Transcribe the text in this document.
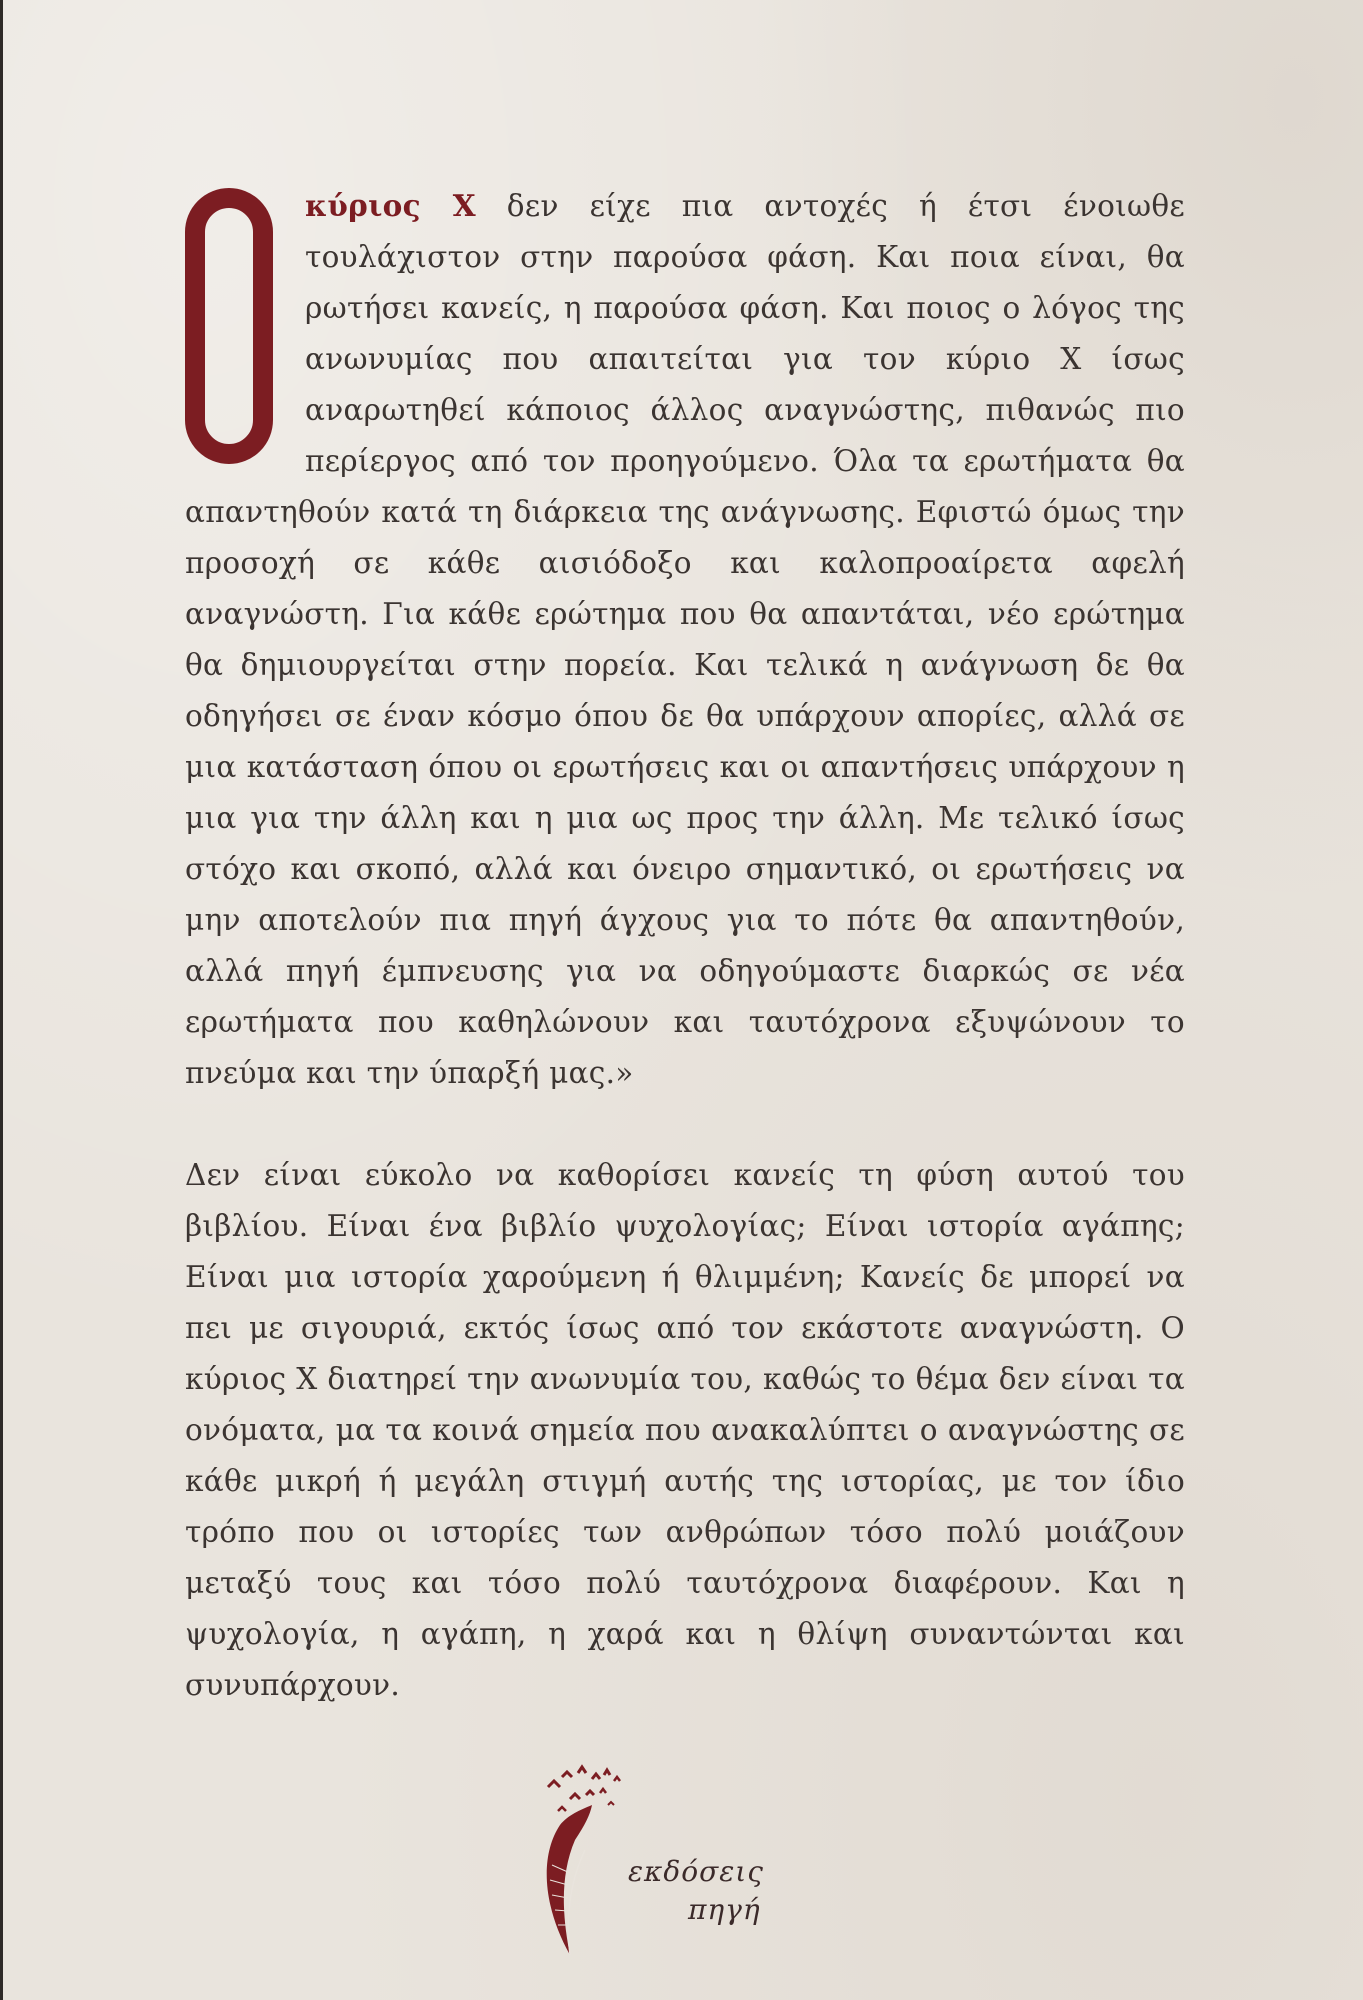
κύριος Χ δεν είχε πια αντοχές ή έτσι ένοιωθε τουλάχιστον στην παρούσα φάση. Και ποια είναι, θα ρωτήσει κανείς, η παρούσα φάση. Και ποιος ο λόγος της ανωνυμίας που απαιτείται για τον κύριο Χ ίσως αναρωτηθεί κάποιος άλλος αναγνώστης, πιθανώς πιο περίεργος από τον προηγούμενο. Όλα τα ερωτήματα θα απαντηθούν κατά τη διάρκεια της ανάγνωσης. Εφιστώ όμως την προσοχή σε κάθε αισιόδοξο και καλοπροαίρετα αφελή αναγνώστη. Για κάθε ερώτημα που θα απαντάται, νέο ερώτημα θα δημιουργείται στην πορεία. Και τελικά η ανάγνωση δε θα οδηγήσει σε έναν κόσμο όπου δε θα υπάρχουν απορίες, αλλά σε μια κατάσταση όπου οι ερωτήσεις και οι απαντήσεις υπάρχουν η μια για την άλλη και η μια ως προς την άλλη. Με τελικό ίσως στόχο και σκοπό, αλλά και όνειρο σημαντικό, οι ερωτήσεις να μην αποτελούν πια πηγή άγχους για το πότε θα απαντηθούν, αλλά πηγή έμπνευσης για να οδηγούμαστε διαρκώς σε νέα ερωτήματα που καθηλώνουν και ταυτόχρονα εξυψώνουν το πνεύμα και την ύπαρξή μας.»
Δεν είναι εύκολο να καθορίσει κανείς τη φύση αυτού του βιβλίου. Είναι ένα βιβλίο ψυχολογίας; Είναι ιστορία αγάπης; Είναι μια ιστορία χαρούμενη ή θλιμμένη; Κανείς δε μπορεί να πει με σιγουριά, εκτός ίσως από τον εκάστοτε αναγνώστη. Ο κύριος Χ διατηρεί την ανωνυμία του, καθώς το θέμα δεν είναι τα ονόματα, μα τα κοινά σημεία που ανακαλύπτει ο αναγνώστης σε κάθε μικρή ή μεγάλη στιγμή αυτής της ιστορίας, με τον ίδιο τρόπο που οι ιστορίες των ανθρώπων τόσο πολύ μοιάζουν μεταξύ τους και τόσο πολύ ταυτόχρονα διαφέρουν. Και η ψυχολογία, η αγάπη, η χαρά και η θλίψη συναντώνται και συνυπάρχουν.
εκδόσεις
πηγή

• **SET TASK**
Write out the full set of lines verbatim, without the pictures.

• **RESPONSE TO THIS EXERCISE**
Transcribe the text in this document.
κύριος Χ δεν είχε πια αντοχές ή έτσι ένοιωθε τουλάχιστον στην παρούσα φάση. Και ποια είναι, θα ρωτήσει κανείς, η παρούσα φάση. Και ποιος ο λόγος της ανωνυμίας που απαιτείται για τον κύριο Χ ίσως αναρωτηθεί κάποιος άλλος αναγνώστης, πιθανώς πιο περίεργος από τον προηγούμενο. Όλα τα ερωτήματα θα απαντηθούν κατά τη διάρκεια της ανάγνωσης. Εφιστώ όμως την προσοχή σε κάθε αισιόδοξο και καλοπροαίρετα αφελή αναγνώστη. Για κάθε ερώτημα που θα απαντάται, νέο ερώτημα θα δημιουργείται στην πορεία. Και τελικά η ανάγνωση δε θα οδηγήσει σε έναν κόσμο όπου δε θα υπάρχουν απορίες, αλλά σε μια κατάσταση όπου οι ερωτήσεις και οι απαντήσεις υπάρχουν η μια για την άλλη και η μια ως προς την άλλη. Με τελικό ίσως στόχο και σκοπό, αλλά και όνειρο σημαντικό, οι ερωτήσεις να μην αποτελούν πια πηγή άγχους για το πότε θα απαντηθούν, αλλά πηγή έμπνευσης για να οδηγούμαστε διαρκώς σε νέα ερωτήματα που καθηλώνουν και ταυτόχρονα εξυψώνουν το πνεύμα και την ύπαρξή μας.»
Δεν είναι εύκολο να καθορίσει κανείς τη φύση αυτού του βιβλίου. Είναι ένα βιβλίο ψυχολογίας; Είναι ιστορία αγάπης; Είναι μια ιστορία χαρούμενη ή θλιμμένη; Κανείς δε μπορεί να πει με σιγουριά, εκτός ίσως από τον εκάστοτε αναγνώστη. Ο κύριος Χ διατηρεί την ανωνυμία του, καθώς το θέμα δεν είναι τα ονόματα, μα τα κοινά σημεία που ανακαλύπτει ο αναγνώστης σε κάθε μικρή ή μεγάλη στιγμή αυτής της ιστορίας, με τον ίδιο τρόπο που οι ιστορίες των ανθρώπων τόσο πολύ μοιάζουν μεταξύ τους και τόσο πολύ ταυτόχρονα διαφέρουν. Και η ψυχολογία, η αγάπη, η χαρά και η θλίψη συναντώνται και συνυπάρχουν.
εκδόσεις
πηγή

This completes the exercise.